◆ Okuma Metni:
»»
KütüphaneYayınlar

BM Özel Raportörü: Düşünce özgürlüğü dünya çapında giderek daha fazla ihlal ediliyor

Birleşmiş Milletler (BM) Din veya İnanç Özgürlüğü Özel Raportörü Dr. Ahmed Shaheed tarafından hazırlanan "Düşünce Özgürlüğü" raporunda düşünce özgürlüğünün teorik kapsamı, olası ihlalleri ve diğer haklarla ilişkisi inceleniyor.

Birleşmiş Milletler (BM) Din veya İnanç Özgürlüğü Özel Raportörü Dr. Ahmed Shaheed tarafından hazırlanan “Düşünce Özgürlüğü” raporunda düşünce özgürlüğünün teorik kapsamı, olası ihlalleri ve diğer haklarla ilişkisi inceleniyor.

Özel Raportör, çalışmasında ayrıca, çok taraflı, Devlet ve Devlet dışı çeşitli aktörlere, Uluslararası Medeni ve Siyasi Haklar Sözleşmesi’nin 18(1) maddesiyle korunan düşünce özgürlüğünün nasıl korunacağı ve sağlanacağı konusunda önemli tavsiyelerde bulunuyor. Özellikle, BM insan hakları sistemini, bir Genel Yorum da dahil olmak üzere, özgürlüğün kapsamını ve içeriğini daha fazla netleştirmeye teşvik ediyor. Raporda, çalışmanın “düşünce” veya “düşünce özgürlüğü”nün ne olduğu konusundaki tartışmaları kesin olarak çözme amacı taşımadığı ancak hakkın içeriğini ve kapsamını BM sisteminde kapsamlı bir şekilde ifade etmeye yönelik ilk girişim olduğu aktarılıyor.

Uluslararası hukuk, bilim ve çeşitli paydaşların bakış açılarından yararlanan Özel Raportör ilk olarak bu hakkın dört özelliğini inceliyor:

  • Kişinin düşüncelerini açıklamama özgürlüğü;
  • düşüncelerinden dolayı cezalandırılmama özgürlüğü;
  • kişinin düşüncelerinde izin verilmeyen değişiklik yapılmasından özgür olma hakkı;
  • düşünce özgürlüğü için elverişli bir ortam.
««
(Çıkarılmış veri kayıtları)
»»
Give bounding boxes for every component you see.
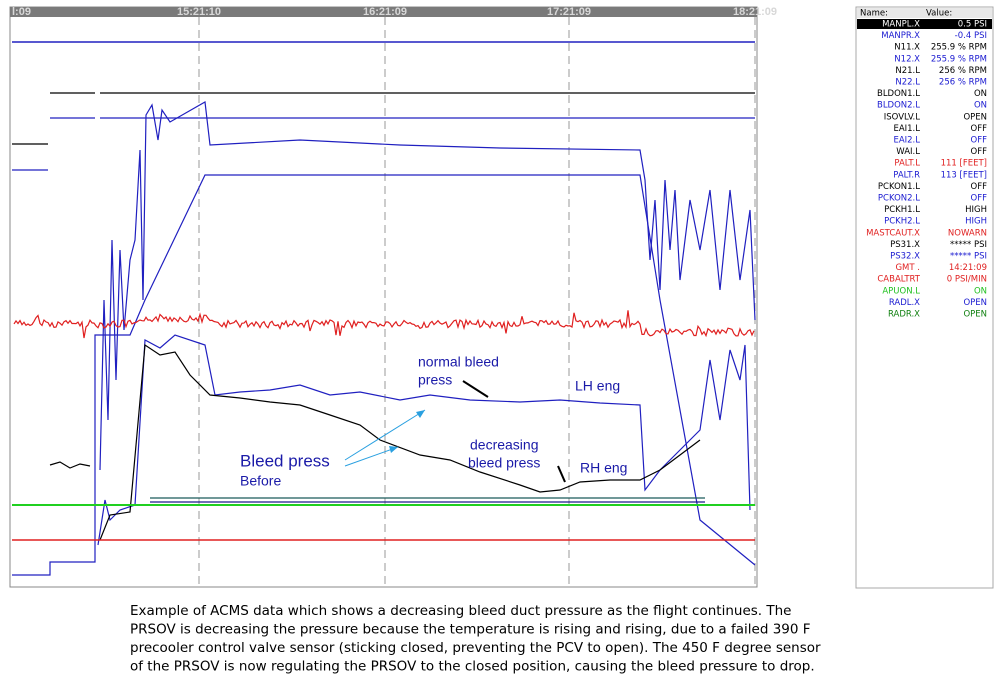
caption-line: precooler control valve sensor (sticking…: [130, 640, 821, 656]
row-value: 255.9 % RPM: [931, 54, 987, 64]
annotation: bleed press: [468, 455, 540, 471]
time-label: l:09: [12, 6, 31, 18]
row-name: EAI2.L: [893, 136, 920, 146]
arrow: [344, 446, 399, 467]
trace: [99, 101, 756, 471]
annotation: Before: [240, 473, 281, 489]
caption: Example of ACMS data which shows a decre…: [130, 603, 821, 675]
annotation: Bleed press: [240, 451, 330, 470]
annotation: decreasing: [470, 437, 539, 453]
row-name: PALT.R: [893, 170, 920, 180]
row-name: MANPR.X: [881, 31, 920, 41]
row-name: PCKH1.L: [884, 205, 920, 215]
row-value: ***** PSI: [950, 252, 987, 262]
arrow-head: [416, 410, 425, 418]
row-value: -0.4 PSI: [955, 31, 987, 41]
row-value: 0 PSI/MIN: [947, 275, 987, 285]
caption-line: of the PRSOV is now regulating the PRSOV…: [130, 659, 815, 675]
row-name: N21.L: [895, 66, 920, 76]
row-name: RADR.X: [888, 310, 920, 320]
annotation: RH eng: [580, 460, 627, 476]
pointer: [557, 465, 566, 483]
time-label: 18:21:09: [733, 6, 777, 18]
row-value: HIGH: [965, 217, 987, 227]
row-value: ON: [974, 286, 987, 296]
trace: [99, 343, 701, 541]
row-name: N11.X: [894, 43, 920, 53]
row-value: OPEN: [963, 112, 987, 122]
arrow: [344, 409, 426, 461]
row-value: OFF: [971, 182, 988, 192]
row-value: OFF: [971, 147, 988, 157]
table-rows: MANPL.X 0.5 PSI MANPR.X -0.4 PSI N11.X 255.9 …: [866, 20, 987, 320]
row-value: 111 [FEET]: [941, 159, 987, 169]
row-name: CABALTRT: [877, 275, 920, 285]
table-header-bar: [857, 8, 992, 18]
row-name: EAI1.L: [893, 124, 920, 134]
row-value: OPEN: [963, 310, 987, 320]
time-bar: [10, 7, 757, 17]
row-name: APUON.L: [882, 286, 920, 296]
time-label: 16:21:09: [363, 6, 407, 18]
row-value: ***** PSI: [950, 240, 987, 250]
annotation-marks: [344, 380, 566, 483]
row-value: ON: [974, 89, 987, 99]
row-name: N22.L: [895, 78, 920, 88]
row-value: OFF: [971, 194, 988, 204]
caption-line: PRSOV is decreasing the pressure because…: [130, 622, 811, 638]
plot-frame: [9, 6, 758, 588]
time-label: 15:21:10: [177, 6, 221, 18]
row-value: OFF: [971, 136, 988, 146]
row-value: 113 [FEET]: [941, 170, 987, 180]
row-name: BLDON1.L: [877, 89, 920, 99]
annotation: LH eng: [575, 378, 620, 394]
row-name: PS31.X: [890, 240, 920, 250]
row-name: ISOVLV.L: [884, 112, 920, 122]
annotation: normal bleed: [418, 354, 499, 370]
row-name: RADL.X: [889, 298, 920, 308]
row-value: 0.5 PSI: [958, 20, 987, 30]
row-name: PCKH2.L: [884, 217, 920, 227]
arrow-head: [389, 446, 398, 453]
table-panel: [855, 6, 994, 589]
trace: [97, 334, 751, 546]
row-name: MANPL.X: [882, 20, 920, 30]
traces: [12, 41, 756, 576]
row-value: ON: [974, 101, 987, 111]
row-value: 14:21:09: [949, 263, 987, 273]
row-name: GMT .: [895, 263, 920, 273]
row-value: HIGH: [965, 205, 987, 215]
selected-row: [857, 19, 992, 29]
row-value: 255.9 % RPM: [931, 43, 987, 53]
row-name: N12.X: [894, 54, 920, 64]
time-gridlines: [198, 17, 756, 587]
row-value: OFF: [971, 124, 988, 134]
pointer: [462, 380, 489, 398]
row-name: BLDON2.L: [877, 101, 920, 111]
row-name: PCKON1.L: [878, 182, 920, 192]
row-name: PS32.X: [890, 252, 920, 262]
table-header: Name:: [860, 9, 888, 19]
time-label: 17:21:09: [547, 6, 591, 18]
trace: [49, 461, 91, 469]
row-value: OPEN: [963, 298, 987, 308]
row-name: WAI.L: [896, 147, 920, 157]
row-value: NOWARN: [948, 228, 987, 238]
table-header: Value:: [926, 9, 952, 19]
annotation: press: [418, 372, 452, 388]
caption-line: Example of ACMS data which shows a decre…: [130, 603, 791, 619]
row-name: MASTCAUT.X: [866, 228, 920, 238]
row-value: 256 % RPM: [939, 78, 987, 88]
row-name: PCKON2.L: [878, 194, 920, 204]
trace: [13, 310, 755, 339]
row-name: PALT.L: [894, 159, 920, 169]
row-value: 256 % RPM: [939, 66, 987, 76]
trace: [12, 174, 756, 576]
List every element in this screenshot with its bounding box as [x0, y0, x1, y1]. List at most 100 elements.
««
◆ Alıştırma Yönergeleri:
(A) Okuma metninde "Özel Raportör, çalışmasında" ile "girişim olduğu aktarılıyor." arasındaki bölümü, her iki ifade de dahil olmak üzere, hiçbir değişiklik yapmadan yazınız.
(B) Okuma metnindeki şu cümleyi İngilizceye çeviriniz: "Birleşmiş Milletler (BM) Din veya İnanç Özgürlüğü Özel Raportörü Dr. Ahmed Shaheed tarafından hazırlanan “Düşünce Özgürlüğü” raporunda düşünce özgürlüğünün teorik kapsamı, olası ihlalleri ve diğer haklarla ilişkisi inceleniyor."

◆ Çözümlü Yanıtlar:
(A)
Özel Raportör, çalışmasında ayrıca, çok taraflı, Devlet ve Devlet dışı çeşitli aktörlere, Uluslararası Medeni ve Siyasi Haklar Sözleşmesi’nin 18(1) maddesiyle korunan düşünce özgürlüğünün nasıl korunacağı ve sağlanacağı konusunda önemli tavsiyelerde bulunuyor. Özellikle, BM insan hakları sistemini, bir Genel Yorum da dahil olmak üzere, özgürlüğün kapsamını ve içeriğini daha fazla netleştirmeye teşvik ediyor. Raporda, çalışmanın “düşünce” veya “düşünce özgürlüğü”nün ne olduğu konusundaki tartışmaları kesin olarak çözme amacı taşımadığı ancak hakkın içeriğini ve kapsamını BM sisteminde kapsamlı bir şekilde ifade etmeye yönelik ilk girişim olduğu aktarılıyor.

(B) The report "Freedom of Thought," prepared by Dr. Ahmed Shaheed, the United Nations (UN) Special Rapporteur on Freedom of Religion or Belief, examines the theoretical scope of freedom of thought, its possible violations, and its relationship with other rights.